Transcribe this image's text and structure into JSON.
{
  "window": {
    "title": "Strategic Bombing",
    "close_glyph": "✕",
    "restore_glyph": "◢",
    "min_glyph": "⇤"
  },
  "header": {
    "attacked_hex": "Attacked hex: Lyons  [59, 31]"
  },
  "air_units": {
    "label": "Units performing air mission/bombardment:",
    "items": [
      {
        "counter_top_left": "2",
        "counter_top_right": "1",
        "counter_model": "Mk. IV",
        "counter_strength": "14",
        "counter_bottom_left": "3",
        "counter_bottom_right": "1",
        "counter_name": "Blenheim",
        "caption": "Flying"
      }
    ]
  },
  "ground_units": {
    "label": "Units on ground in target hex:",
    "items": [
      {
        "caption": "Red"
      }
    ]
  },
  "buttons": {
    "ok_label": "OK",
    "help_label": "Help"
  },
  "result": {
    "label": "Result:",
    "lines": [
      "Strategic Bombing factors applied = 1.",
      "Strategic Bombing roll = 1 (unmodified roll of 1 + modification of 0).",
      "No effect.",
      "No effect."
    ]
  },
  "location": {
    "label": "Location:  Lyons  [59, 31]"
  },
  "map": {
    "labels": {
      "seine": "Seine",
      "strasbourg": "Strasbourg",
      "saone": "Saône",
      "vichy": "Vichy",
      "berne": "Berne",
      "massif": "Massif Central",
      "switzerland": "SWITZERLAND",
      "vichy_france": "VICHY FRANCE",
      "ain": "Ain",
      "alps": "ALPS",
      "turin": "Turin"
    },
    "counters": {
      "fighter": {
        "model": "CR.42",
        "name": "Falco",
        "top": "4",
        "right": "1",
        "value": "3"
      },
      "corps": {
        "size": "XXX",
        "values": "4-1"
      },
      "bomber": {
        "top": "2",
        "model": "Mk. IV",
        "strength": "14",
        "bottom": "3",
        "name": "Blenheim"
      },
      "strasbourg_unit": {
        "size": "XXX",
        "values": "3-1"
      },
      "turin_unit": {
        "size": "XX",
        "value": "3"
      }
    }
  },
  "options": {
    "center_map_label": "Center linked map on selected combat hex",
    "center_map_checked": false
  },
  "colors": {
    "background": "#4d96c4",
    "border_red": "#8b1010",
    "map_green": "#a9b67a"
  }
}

● ● ●

Instructions for the task |
Copy the material above back out, exactly as written.

Answer to this exercise |
Transcribe this image's text and structure into JSON.
{
  "window": {
    "title": "Strategic Bombing",
    "close_glyph": "✕",
    "restore_glyph": "◢",
    "min_glyph": "⇤"
  },
  "header": {
    "attacked_hex": "Attacked hex: Lyons  [59, 31]"
  },
  "air_units": {
    "label": "Units performing air mission/bombardment:",
    "items": [
      {
        "counter_top_left": "2",
        "counter_top_right": "1",
        "counter_model": "Mk. IV",
        "counter_strength": "14",
        "counter_bottom_left": "3",
        "counter_bottom_right": "1",
        "counter_name": "Blenheim",
        "caption": "Flying"
      }
    ]
  },
  "ground_units": {
    "label": "Units on ground in target hex:",
    "items": [
      {
        "caption": "Red"
      }
    ]
  },
  "buttons": {
    "ok_label": "OK",
    "help_label": "Help"
  },
  "result": {
    "label": "Result:",
    "lines": [
      "Strategic Bombing factors applied = 1.",
      "Strategic Bombing roll = 1 (unmodified roll of 1 + modification of 0).",
      "No effect.",
      "No effect."
    ]
  },
  "location": {
    "label": "Location:  Lyons  [59, 31]"
  },
  "map": {
    "labels": {
      "seine": "Seine",
      "strasbourg": "Strasbourg",
      "saone": "Saône",
      "vichy": "Vichy",
      "berne": "Berne",
      "massif": "Massif Central",
      "switzerland": "SWITZERLAND",
      "vichy_france": "VICHY FRANCE",
      "ain": "Ain",
      "alps": "ALPS",
      "turin": "Turin"
    },
    "counters": {
      "fighter": {
        "model": "CR.42",
        "name": "Falco",
        "top": "4",
        "right": "1",
        "value": "3"
      },
      "corps": {
        "size": "XXX",
        "values": "4-1"
      },
      "bomber": {
        "top": "2",
        "model": "Mk. IV",
        "strength": "14",
        "bottom": "3",
        "name": "Blenheim"
      },
      "strasbourg_unit": {
        "size": "XXX",
        "values": "3-1"
      },
      "turin_unit": {
        "size": "XX",
        "value": "3"
      }
    }
  },
  "options": {
    "center_map_label": "Center linked map on selected combat hex",
    "center_map_checked": false
  },
  "colors": {
    "background": "#4d96c4",
    "border_red": "#8b1010",
    "map_green": "#a9b67a"
  }
}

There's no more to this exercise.